# TASK DIRECTIONS
Repeat the records in full and exactly, omitting pictures.

Rows from a dataset:
◇ ◇ ◇ ◇ ◇
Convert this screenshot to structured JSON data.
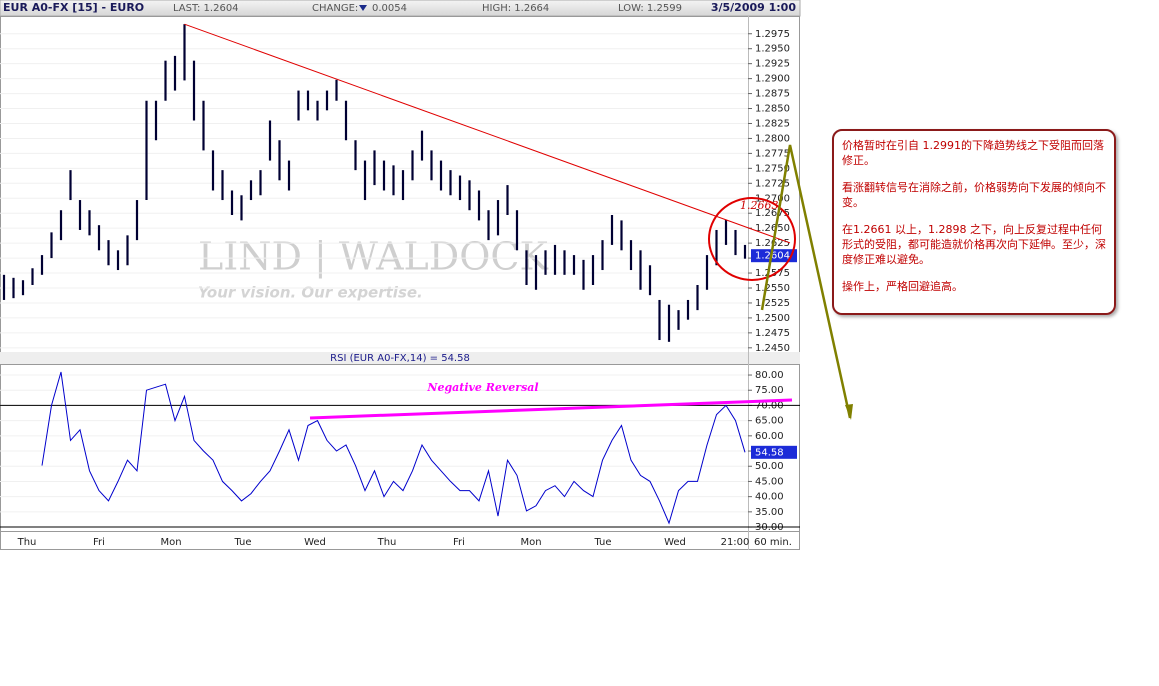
{
  "header": {
    "symbol": "EUR A0-FX [15] - EURO",
    "last": "LAST: 1.2604",
    "change_label": "CHANGE:",
    "change": "0.0054",
    "high": "HIGH: 1.2664",
    "low": "LOW: 1.2599",
    "datetime": "3/5/2009 1:00"
  },
  "watermark": {
    "brand": "LIND | WALDOCK",
    "slogan": "Your vision. Our expertise."
  },
  "chart_data": [
    {
      "type": "range_bar",
      "color": "#000033",
      "trendline_color": "#e00000",
      "callout": "1.2663",
      "price_marker": 1.2604,
      "ylim": [
        1.2443,
        1.3003
      ],
      "yticks": [
        1.2975,
        {
          "value": 1.295,
          "label": "1.2950"
        },
        1.2925,
        {
          "value": 1.29,
          "label": "1.2900"
        },
        1.2875,
        {
          "value": 1.285,
          "label": "1.2850"
        },
        1.2825,
        {
          "value": 1.28,
          "label": "1.2800"
        },
        1.2775,
        {
          "value": 1.275,
          "label": "1.2750"
        },
        1.2725,
        {
          "value": 1.27,
          "label": "1.2700"
        },
        1.2675,
        {
          "value": 1.265,
          "label": "1.2650"
        },
        1.2625,
        {
          "value": 1.26,
          "label": "1.2600"
        },
        1.2575,
        {
          "value": 1.255,
          "label": "1.2550"
        },
        1.2525,
        {
          "value": 1.25,
          "label": "1.2500"
        },
        1.2475,
        {
          "value": 1.245,
          "label": "1.2450"
        }
      ],
      "high": [
        1.2572,
        1.2567,
        1.2563,
        1.2583,
        1.2605,
        1.2643,
        1.268,
        1.2747,
        1.2697,
        1.268,
        1.2655,
        1.263,
        1.2613,
        1.2638,
        1.2697,
        1.2863,
        1.2863,
        1.293,
        1.2938,
        1.2991,
        1.293,
        1.2863,
        1.278,
        1.2747,
        1.2713,
        1.2705,
        1.273,
        1.2747,
        1.283,
        1.2797,
        1.2763,
        1.288,
        1.288,
        1.2863,
        1.288,
        1.2898,
        1.2863,
        1.2797,
        1.2763,
        1.278,
        1.2763,
        1.2755,
        1.2747,
        1.278,
        1.2813,
        1.278,
        1.2763,
        1.2747,
        1.2738,
        1.273,
        1.2713,
        1.268,
        1.2697,
        1.2722,
        1.268,
        1.2613,
        1.2605,
        1.2613,
        1.2622,
        1.2613,
        1.2605,
        1.2597,
        1.2605,
        1.263,
        1.2672,
        1.2663,
        1.263,
        1.2613,
        1.2588,
        1.253,
        1.2522,
        1.2513,
        1.253,
        1.2555,
        1.2605,
        1.2647,
        1.2664,
        1.2647,
        1.2622
      ],
      "low": [
        1.253,
        1.2533,
        1.2538,
        1.2555,
        1.2572,
        1.26,
        1.263,
        1.2697,
        1.2647,
        1.2638,
        1.2613,
        1.2588,
        1.258,
        1.2588,
        1.263,
        1.2697,
        1.2797,
        1.2863,
        1.288,
        1.2897,
        1.283,
        1.278,
        1.2713,
        1.2697,
        1.2672,
        1.2663,
        1.2697,
        1.2705,
        1.2763,
        1.273,
        1.2713,
        1.283,
        1.2847,
        1.283,
        1.2847,
        1.2863,
        1.2797,
        1.2747,
        1.2697,
        1.2722,
        1.2713,
        1.2705,
        1.2697,
        1.273,
        1.2763,
        1.273,
        1.2713,
        1.2705,
        1.2697,
        1.268,
        1.2663,
        1.263,
        1.2638,
        1.2672,
        1.2613,
        1.2555,
        1.2547,
        1.2572,
        1.2572,
        1.2572,
        1.2572,
        1.2547,
        1.2555,
        1.258,
        1.2622,
        1.2613,
        1.258,
        1.2547,
        1.2538,
        1.2463,
        1.246,
        1.248,
        1.2497,
        1.2513,
        1.2547,
        1.2588,
        1.2622,
        1.2605,
        1.2599
      ],
      "x_labels": [
        "Thu",
        "Fri",
        "Mon",
        "Tue",
        "Wed",
        "Thu",
        "Fri",
        "Mon",
        "Tue",
        "Wed"
      ],
      "last_time": "21:00",
      "interval": "60 min."
    },
    {
      "type": "line",
      "title": "RSI (EUR A0-FX,14) = 54.58",
      "color": "#0000cc",
      "annotation": "Negative Reversal",
      "value_marker": 54.58,
      "reference_lines": [
        70,
        30
      ],
      "ylim": [
        28.7,
        83.3
      ],
      "yticks": [
        {
          "value": 80,
          "label": "80.00"
        },
        {
          "value": 75,
          "label": "75.00"
        },
        {
          "value": 70,
          "label": "70.00"
        },
        {
          "value": 65,
          "label": "65.00"
        },
        {
          "value": 60,
          "label": "60.00"
        },
        {
          "value": 55,
          "label": "55.00"
        },
        {
          "value": 50,
          "label": "50.00"
        },
        {
          "value": 45,
          "label": "45.00"
        },
        {
          "value": 40,
          "label": "40.00"
        },
        {
          "value": 35,
          "label": "35.00"
        },
        {
          "value": 30,
          "label": "30.00"
        }
      ],
      "values": [
        null,
        null,
        null,
        null,
        50.2,
        70,
        81,
        58.5,
        62,
        48.5,
        42,
        38.6,
        45,
        52,
        48.5,
        75,
        76,
        77,
        65,
        73,
        58.5,
        55,
        52,
        45,
        42,
        38.6,
        41,
        45,
        48.5,
        55,
        62,
        52,
        63.4,
        65,
        58.5,
        55,
        57,
        50.2,
        42,
        48.5,
        40,
        45,
        42,
        48.5,
        57,
        52,
        48.5,
        45,
        42,
        42,
        38.6,
        48.5,
        33.6,
        52,
        47,
        35.3,
        37,
        42,
        43.6,
        40,
        45,
        42,
        40,
        52,
        58.5,
        63.4,
        52,
        47,
        45,
        38.6,
        31.3,
        42,
        45,
        45,
        57,
        67,
        70,
        65,
        54.58
      ]
    }
  ],
  "annotation": {
    "paragraphs": [
      "价格暂时在引自 1.2991的下降趋势线之下受阻而回落修正。",
      "看涨翻转信号在消除之前，价格弱势向下发展的倾向不变。",
      "在1.2661 以上，1.2898 之下，向上反复过程中任何形式的受阻，都可能造就价格再次向下延伸。至少，深度修正难以避免。",
      "操作上，严格回避追高。"
    ]
  }
}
◇ ◇ ◇ ◇ ◇
# EXERCISE SOLUTION
Convert this screenshot to structured JSON data.
{
  "header": {
    "symbol": "EUR A0-FX [15] - EURO",
    "last": "LAST: 1.2604",
    "change_label": "CHANGE:",
    "change": "0.0054",
    "high": "HIGH: 1.2664",
    "low": "LOW: 1.2599",
    "datetime": "3/5/2009 1:00"
  },
  "watermark": {
    "brand": "LIND | WALDOCK",
    "slogan": "Your vision. Our expertise."
  },
  "chart_data": [
    {
      "type": "range_bar",
      "color": "#000033",
      "trendline_color": "#e00000",
      "callout": "1.2663",
      "price_marker": 1.2604,
      "ylim": [
        1.2443,
        1.3003
      ],
      "yticks": [
        1.2975,
        {
          "value": 1.295,
          "label": "1.2950"
        },
        1.2925,
        {
          "value": 1.29,
          "label": "1.2900"
        },
        1.2875,
        {
          "value": 1.285,
          "label": "1.2850"
        },
        1.2825,
        {
          "value": 1.28,
          "label": "1.2800"
        },
        1.2775,
        {
          "value": 1.275,
          "label": "1.2750"
        },
        1.2725,
        {
          "value": 1.27,
          "label": "1.2700"
        },
        1.2675,
        {
          "value": 1.265,
          "label": "1.2650"
        },
        1.2625,
        {
          "value": 1.26,
          "label": "1.2600"
        },
        1.2575,
        {
          "value": 1.255,
          "label": "1.2550"
        },
        1.2525,
        {
          "value": 1.25,
          "label": "1.2500"
        },
        1.2475,
        {
          "value": 1.245,
          "label": "1.2450"
        }
      ],
      "high": [
        1.2572,
        1.2567,
        1.2563,
        1.2583,
        1.2605,
        1.2643,
        1.268,
        1.2747,
        1.2697,
        1.268,
        1.2655,
        1.263,
        1.2613,
        1.2638,
        1.2697,
        1.2863,
        1.2863,
        1.293,
        1.2938,
        1.2991,
        1.293,
        1.2863,
        1.278,
        1.2747,
        1.2713,
        1.2705,
        1.273,
        1.2747,
        1.283,
        1.2797,
        1.2763,
        1.288,
        1.288,
        1.2863,
        1.288,
        1.2898,
        1.2863,
        1.2797,
        1.2763,
        1.278,
        1.2763,
        1.2755,
        1.2747,
        1.278,
        1.2813,
        1.278,
        1.2763,
        1.2747,
        1.2738,
        1.273,
        1.2713,
        1.268,
        1.2697,
        1.2722,
        1.268,
        1.2613,
        1.2605,
        1.2613,
        1.2622,
        1.2613,
        1.2605,
        1.2597,
        1.2605,
        1.263,
        1.2672,
        1.2663,
        1.263,
        1.2613,
        1.2588,
        1.253,
        1.2522,
        1.2513,
        1.253,
        1.2555,
        1.2605,
        1.2647,
        1.2664,
        1.2647,
        1.2622
      ],
      "low": [
        1.253,
        1.2533,
        1.2538,
        1.2555,
        1.2572,
        1.26,
        1.263,
        1.2697,
        1.2647,
        1.2638,
        1.2613,
        1.2588,
        1.258,
        1.2588,
        1.263,
        1.2697,
        1.2797,
        1.2863,
        1.288,
        1.2897,
        1.283,
        1.278,
        1.2713,
        1.2697,
        1.2672,
        1.2663,
        1.2697,
        1.2705,
        1.2763,
        1.273,
        1.2713,
        1.283,
        1.2847,
        1.283,
        1.2847,
        1.2863,
        1.2797,
        1.2747,
        1.2697,
        1.2722,
        1.2713,
        1.2705,
        1.2697,
        1.273,
        1.2763,
        1.273,
        1.2713,
        1.2705,
        1.2697,
        1.268,
        1.2663,
        1.263,
        1.2638,
        1.2672,
        1.2613,
        1.2555,
        1.2547,
        1.2572,
        1.2572,
        1.2572,
        1.2572,
        1.2547,
        1.2555,
        1.258,
        1.2622,
        1.2613,
        1.258,
        1.2547,
        1.2538,
        1.2463,
        1.246,
        1.248,
        1.2497,
        1.2513,
        1.2547,
        1.2588,
        1.2622,
        1.2605,
        1.2599
      ],
      "x_labels": [
        "Thu",
        "Fri",
        "Mon",
        "Tue",
        "Wed",
        "Thu",
        "Fri",
        "Mon",
        "Tue",
        "Wed"
      ],
      "last_time": "21:00",
      "interval": "60 min."
    },
    {
      "type": "line",
      "title": "RSI (EUR A0-FX,14) = 54.58",
      "color": "#0000cc",
      "annotation": "Negative Reversal",
      "value_marker": 54.58,
      "reference_lines": [
        70,
        30
      ],
      "ylim": [
        28.7,
        83.3
      ],
      "yticks": [
        {
          "value": 80,
          "label": "80.00"
        },
        {
          "value": 75,
          "label": "75.00"
        },
        {
          "value": 70,
          "label": "70.00"
        },
        {
          "value": 65,
          "label": "65.00"
        },
        {
          "value": 60,
          "label": "60.00"
        },
        {
          "value": 55,
          "label": "55.00"
        },
        {
          "value": 50,
          "label": "50.00"
        },
        {
          "value": 45,
          "label": "45.00"
        },
        {
          "value": 40,
          "label": "40.00"
        },
        {
          "value": 35,
          "label": "35.00"
        },
        {
          "value": 30,
          "label": "30.00"
        }
      ],
      "values": [
        null,
        null,
        null,
        null,
        50.2,
        70,
        81,
        58.5,
        62,
        48.5,
        42,
        38.6,
        45,
        52,
        48.5,
        75,
        76,
        77,
        65,
        73,
        58.5,
        55,
        52,
        45,
        42,
        38.6,
        41,
        45,
        48.5,
        55,
        62,
        52,
        63.4,
        65,
        58.5,
        55,
        57,
        50.2,
        42,
        48.5,
        40,
        45,
        42,
        48.5,
        57,
        52,
        48.5,
        45,
        42,
        42,
        38.6,
        48.5,
        33.6,
        52,
        47,
        35.3,
        37,
        42,
        43.6,
        40,
        45,
        42,
        40,
        52,
        58.5,
        63.4,
        52,
        47,
        45,
        38.6,
        31.3,
        42,
        45,
        45,
        57,
        67,
        70,
        65,
        54.58
      ]
    }
  ],
  "annotation": {
    "paragraphs": [
      "价格暂时在引自 1.2991的下降趋势线之下受阻而回落修正。",
      "看涨翻转信号在消除之前，价格弱势向下发展的倾向不变。",
      "在1.2661 以上，1.2898 之下，向上反复过程中任何形式的受阻，都可能造就价格再次向下延伸。至少，深度修正难以避免。",
      "操作上，严格回避追高。"
    ]
  }
}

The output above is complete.